▶ **INPUT RECORDS**:

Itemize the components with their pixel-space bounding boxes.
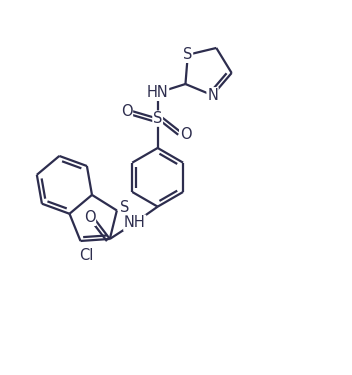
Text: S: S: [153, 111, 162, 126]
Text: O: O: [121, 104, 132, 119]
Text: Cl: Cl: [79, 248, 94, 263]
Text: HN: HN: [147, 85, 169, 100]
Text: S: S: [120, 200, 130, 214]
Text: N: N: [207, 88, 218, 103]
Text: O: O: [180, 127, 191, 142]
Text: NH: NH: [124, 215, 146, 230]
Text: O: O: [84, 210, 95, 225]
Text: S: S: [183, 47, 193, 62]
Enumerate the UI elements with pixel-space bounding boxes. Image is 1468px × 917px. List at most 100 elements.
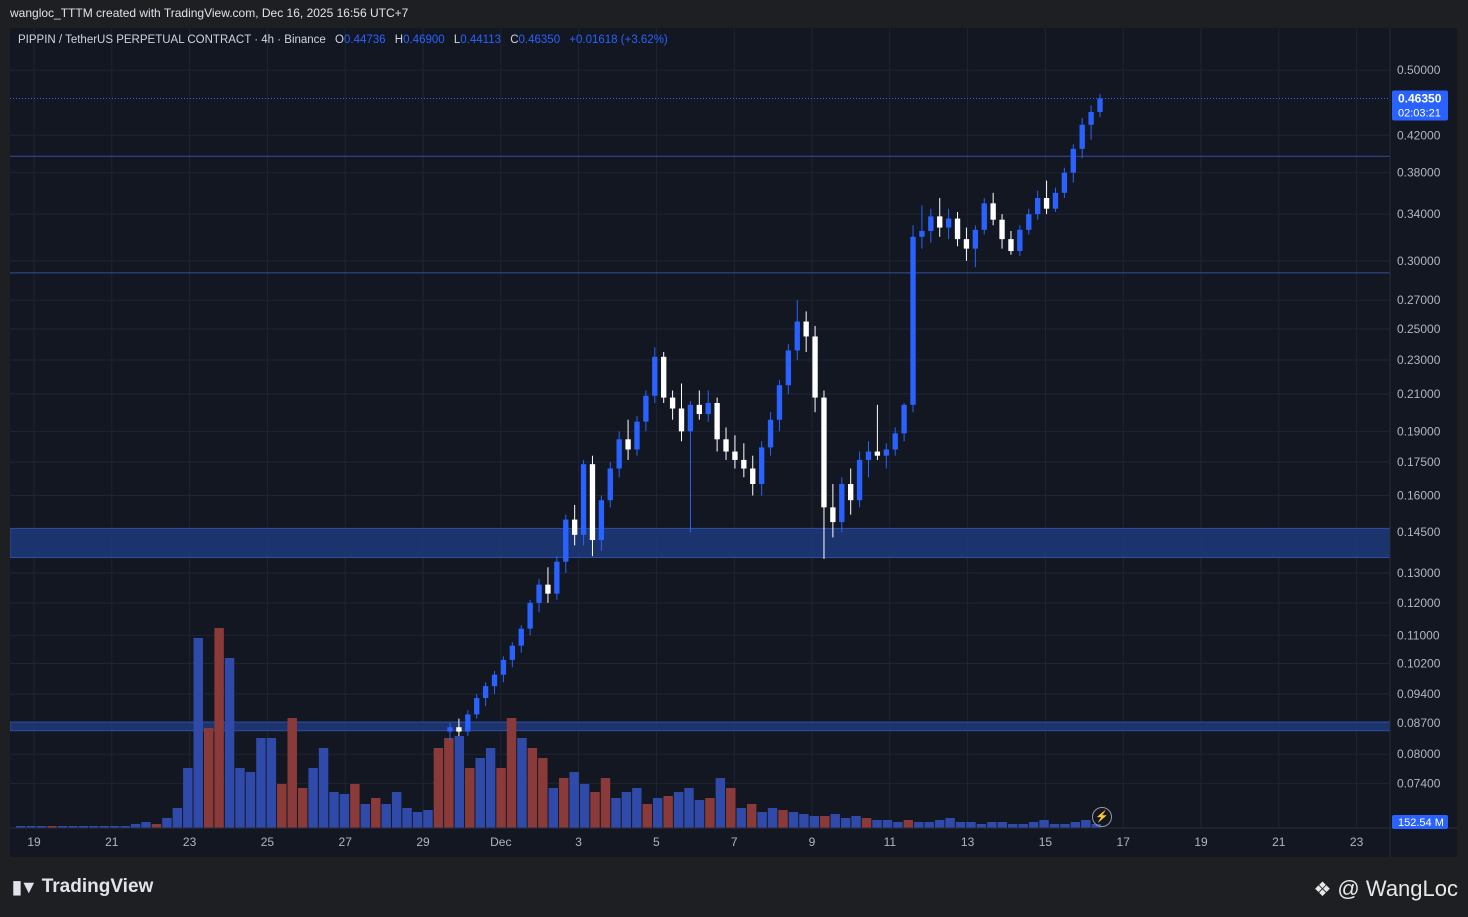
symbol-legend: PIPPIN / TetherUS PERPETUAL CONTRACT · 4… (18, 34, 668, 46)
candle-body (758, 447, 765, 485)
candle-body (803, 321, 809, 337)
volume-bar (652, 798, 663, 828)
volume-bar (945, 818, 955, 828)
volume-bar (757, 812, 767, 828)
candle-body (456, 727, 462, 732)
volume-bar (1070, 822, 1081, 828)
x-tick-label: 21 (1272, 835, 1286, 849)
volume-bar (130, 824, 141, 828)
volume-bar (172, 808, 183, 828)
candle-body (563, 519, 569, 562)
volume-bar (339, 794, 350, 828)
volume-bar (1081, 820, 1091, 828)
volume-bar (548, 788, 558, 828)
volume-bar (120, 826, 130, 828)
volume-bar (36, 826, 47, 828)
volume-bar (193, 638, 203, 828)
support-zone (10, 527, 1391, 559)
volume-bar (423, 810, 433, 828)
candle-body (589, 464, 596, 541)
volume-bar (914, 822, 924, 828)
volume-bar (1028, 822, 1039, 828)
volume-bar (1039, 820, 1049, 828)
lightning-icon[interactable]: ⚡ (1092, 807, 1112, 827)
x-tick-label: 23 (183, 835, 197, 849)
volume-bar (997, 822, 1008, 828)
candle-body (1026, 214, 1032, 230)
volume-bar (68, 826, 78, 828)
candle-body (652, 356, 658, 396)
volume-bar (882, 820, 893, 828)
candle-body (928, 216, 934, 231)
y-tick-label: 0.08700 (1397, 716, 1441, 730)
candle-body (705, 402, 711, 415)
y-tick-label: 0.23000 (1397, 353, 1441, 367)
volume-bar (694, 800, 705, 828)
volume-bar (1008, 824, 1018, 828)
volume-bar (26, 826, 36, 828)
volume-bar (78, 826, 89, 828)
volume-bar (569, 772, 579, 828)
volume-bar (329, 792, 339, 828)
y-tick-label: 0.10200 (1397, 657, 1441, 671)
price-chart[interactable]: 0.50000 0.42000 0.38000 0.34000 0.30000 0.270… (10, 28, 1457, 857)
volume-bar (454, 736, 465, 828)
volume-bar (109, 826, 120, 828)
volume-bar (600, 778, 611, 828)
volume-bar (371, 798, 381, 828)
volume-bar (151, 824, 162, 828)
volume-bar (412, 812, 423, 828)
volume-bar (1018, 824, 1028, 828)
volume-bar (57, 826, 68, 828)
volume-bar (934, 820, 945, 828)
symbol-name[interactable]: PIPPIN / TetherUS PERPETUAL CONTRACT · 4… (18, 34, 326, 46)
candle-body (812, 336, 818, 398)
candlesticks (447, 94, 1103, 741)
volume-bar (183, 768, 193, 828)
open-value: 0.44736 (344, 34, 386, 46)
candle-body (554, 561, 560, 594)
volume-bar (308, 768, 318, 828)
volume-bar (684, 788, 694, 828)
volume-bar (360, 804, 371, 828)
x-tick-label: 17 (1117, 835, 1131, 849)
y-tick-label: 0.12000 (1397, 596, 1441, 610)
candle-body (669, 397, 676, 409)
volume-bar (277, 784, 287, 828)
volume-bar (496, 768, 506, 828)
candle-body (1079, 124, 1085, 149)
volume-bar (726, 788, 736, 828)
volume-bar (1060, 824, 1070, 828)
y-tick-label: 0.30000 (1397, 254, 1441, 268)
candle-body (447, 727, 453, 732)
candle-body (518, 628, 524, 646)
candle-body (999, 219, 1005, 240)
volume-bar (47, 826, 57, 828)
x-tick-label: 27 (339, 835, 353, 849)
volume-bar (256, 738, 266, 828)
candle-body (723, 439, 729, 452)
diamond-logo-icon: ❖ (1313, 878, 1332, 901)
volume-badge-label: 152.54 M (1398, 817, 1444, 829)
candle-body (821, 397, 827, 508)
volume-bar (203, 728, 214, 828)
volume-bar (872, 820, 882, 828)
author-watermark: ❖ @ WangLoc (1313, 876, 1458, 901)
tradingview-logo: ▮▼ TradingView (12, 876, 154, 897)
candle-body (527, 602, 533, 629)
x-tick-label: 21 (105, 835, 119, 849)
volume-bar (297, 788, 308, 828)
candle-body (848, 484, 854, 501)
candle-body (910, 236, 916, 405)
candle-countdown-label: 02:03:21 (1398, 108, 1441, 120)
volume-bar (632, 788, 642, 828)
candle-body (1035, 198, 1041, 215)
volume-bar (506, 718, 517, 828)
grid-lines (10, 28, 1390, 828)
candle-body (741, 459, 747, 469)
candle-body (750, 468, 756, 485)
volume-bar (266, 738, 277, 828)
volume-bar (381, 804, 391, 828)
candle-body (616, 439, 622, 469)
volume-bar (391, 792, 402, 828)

==

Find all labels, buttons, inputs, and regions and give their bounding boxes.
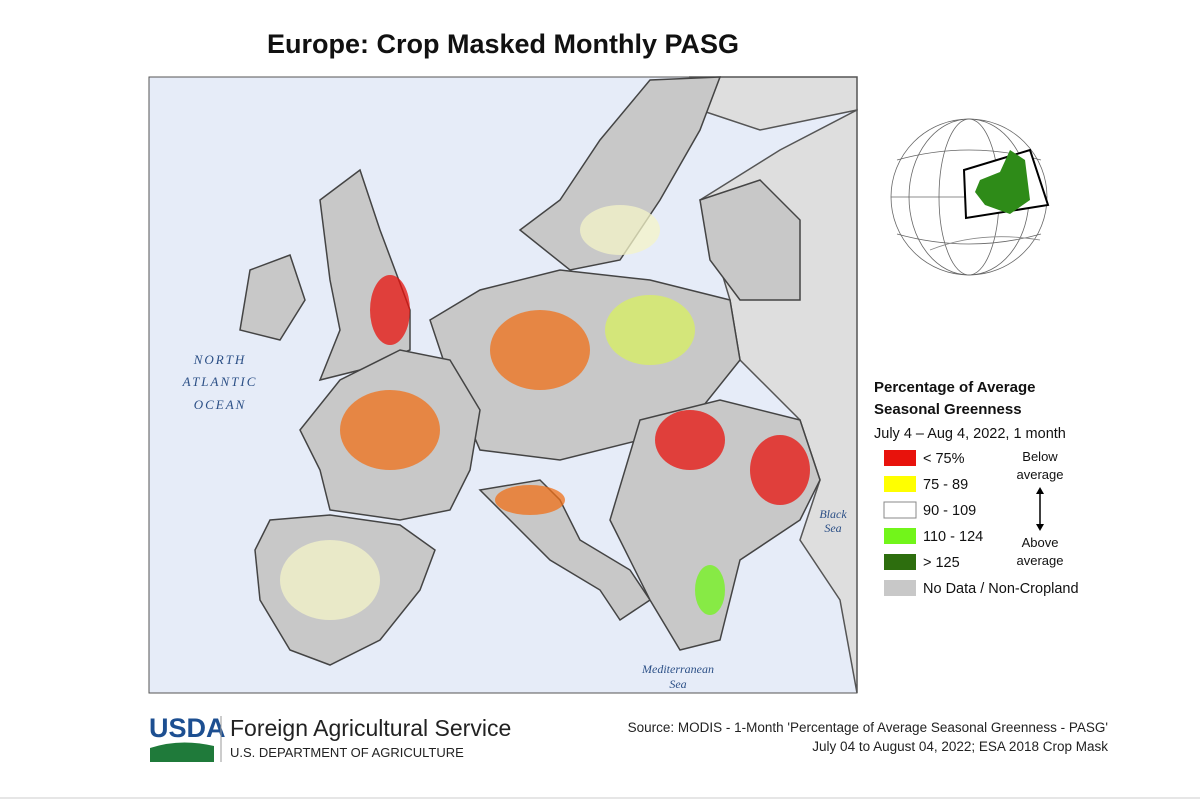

---

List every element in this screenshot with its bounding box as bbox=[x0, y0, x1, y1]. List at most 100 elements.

▶ **REQUIRED WORK**:
Starting with the line containing "Itemize the components" and going through the line containing "Text: S: S: [183, 47, 193, 62]", recast the listing as a two-column CSV with the header input,output. Give one row per entry, with the text in input and its answer in output, each field quoted and line breaks replaced by spaces, and leave the picture out.

▶ **EXERCISE SOLUTION**:
input,output
"Itemize the components with their pixel-space bounding boxes.","Text: S: S: [153, 111, 162, 126] Text: O: O: [121, 104, 132, 119] Text: Cl: Cl: [79, 248, 94, 263] Text: HN: HN: [147, 85, 169, 100] Text: S: S: [120, 200, 130, 214] Text: N: N: [207, 88, 218, 103] Text: O: O: [180, 127, 191, 142] Text: NH: NH: [124, 215, 146, 230] Text: O: O: [84, 210, 95, 225] Text: S: S: [183, 47, 193, 62]"